Goal of the exercise
Omit all images. Transcribe the rest of the material below exactly.

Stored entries
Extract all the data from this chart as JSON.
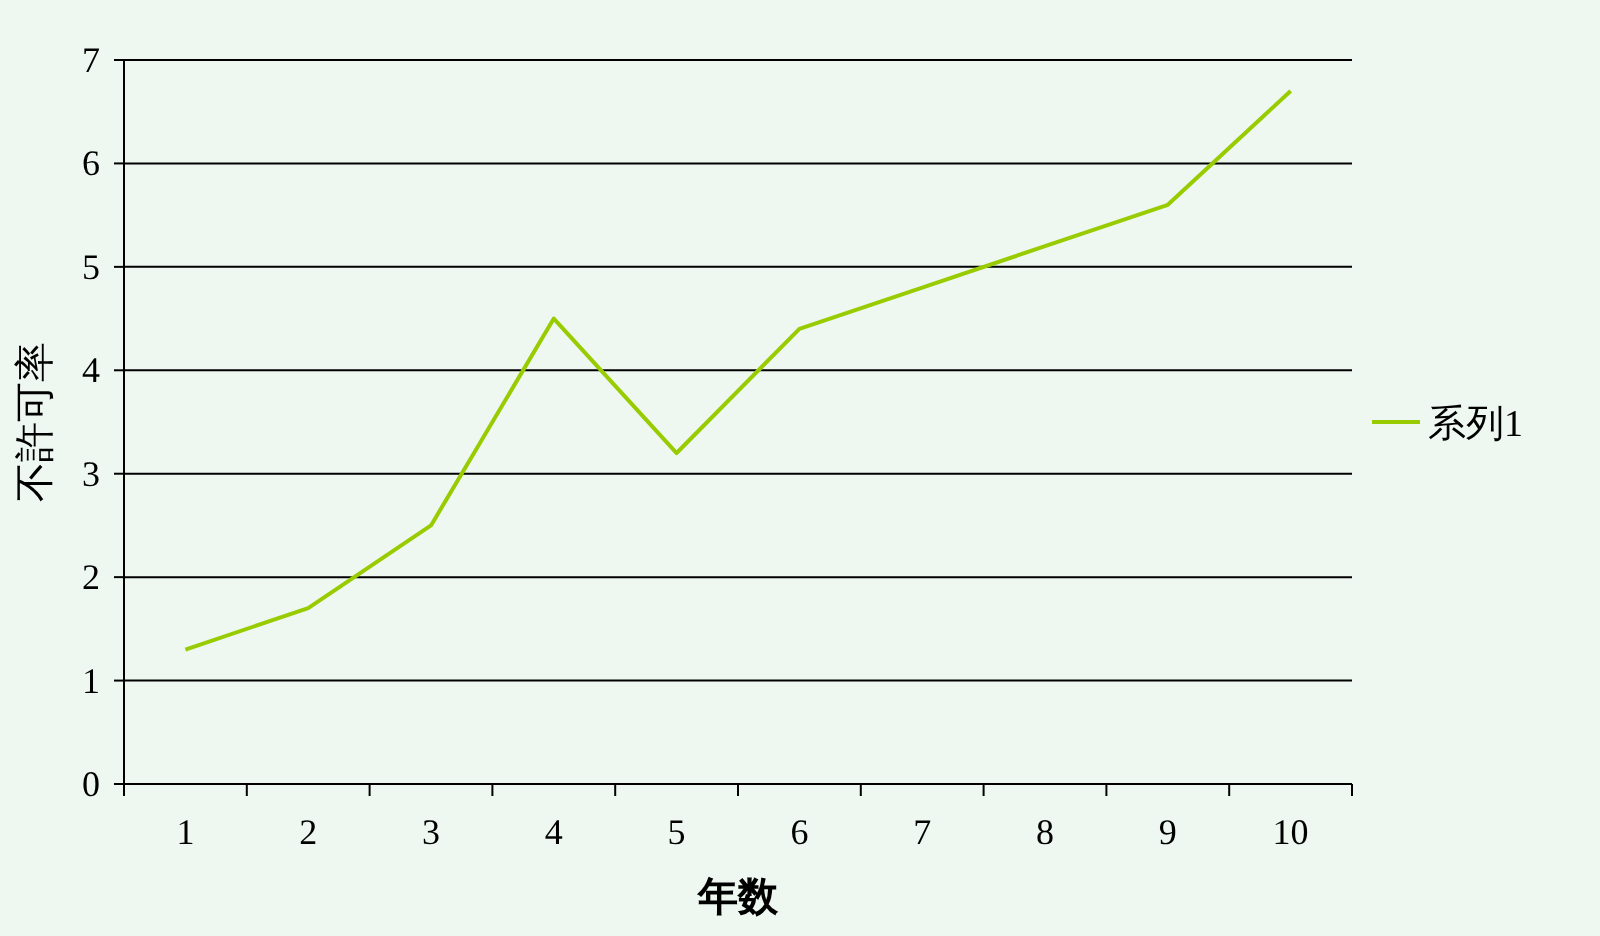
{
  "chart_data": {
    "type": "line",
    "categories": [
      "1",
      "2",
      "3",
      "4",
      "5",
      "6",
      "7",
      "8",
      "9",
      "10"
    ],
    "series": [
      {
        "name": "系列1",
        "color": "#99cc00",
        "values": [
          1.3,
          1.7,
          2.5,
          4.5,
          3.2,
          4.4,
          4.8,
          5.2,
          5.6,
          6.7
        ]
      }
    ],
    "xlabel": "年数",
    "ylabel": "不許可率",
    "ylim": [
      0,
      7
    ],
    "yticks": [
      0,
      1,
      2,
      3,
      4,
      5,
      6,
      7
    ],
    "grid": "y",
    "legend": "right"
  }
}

Task response
Extract all the data from this chart as JSON.
{
  "chart_data": {
    "type": "line",
    "categories": [
      "1",
      "2",
      "3",
      "4",
      "5",
      "6",
      "7",
      "8",
      "9",
      "10"
    ],
    "series": [
      {
        "name": "系列1",
        "color": "#99cc00",
        "values": [
          1.3,
          1.7,
          2.5,
          4.5,
          3.2,
          4.4,
          4.8,
          5.2,
          5.6,
          6.7
        ]
      }
    ],
    "xlabel": "年数",
    "ylabel": "不許可率",
    "ylim": [
      0,
      7
    ],
    "yticks": [
      0,
      1,
      2,
      3,
      4,
      5,
      6,
      7
    ],
    "grid": "y",
    "legend": "right"
  }
}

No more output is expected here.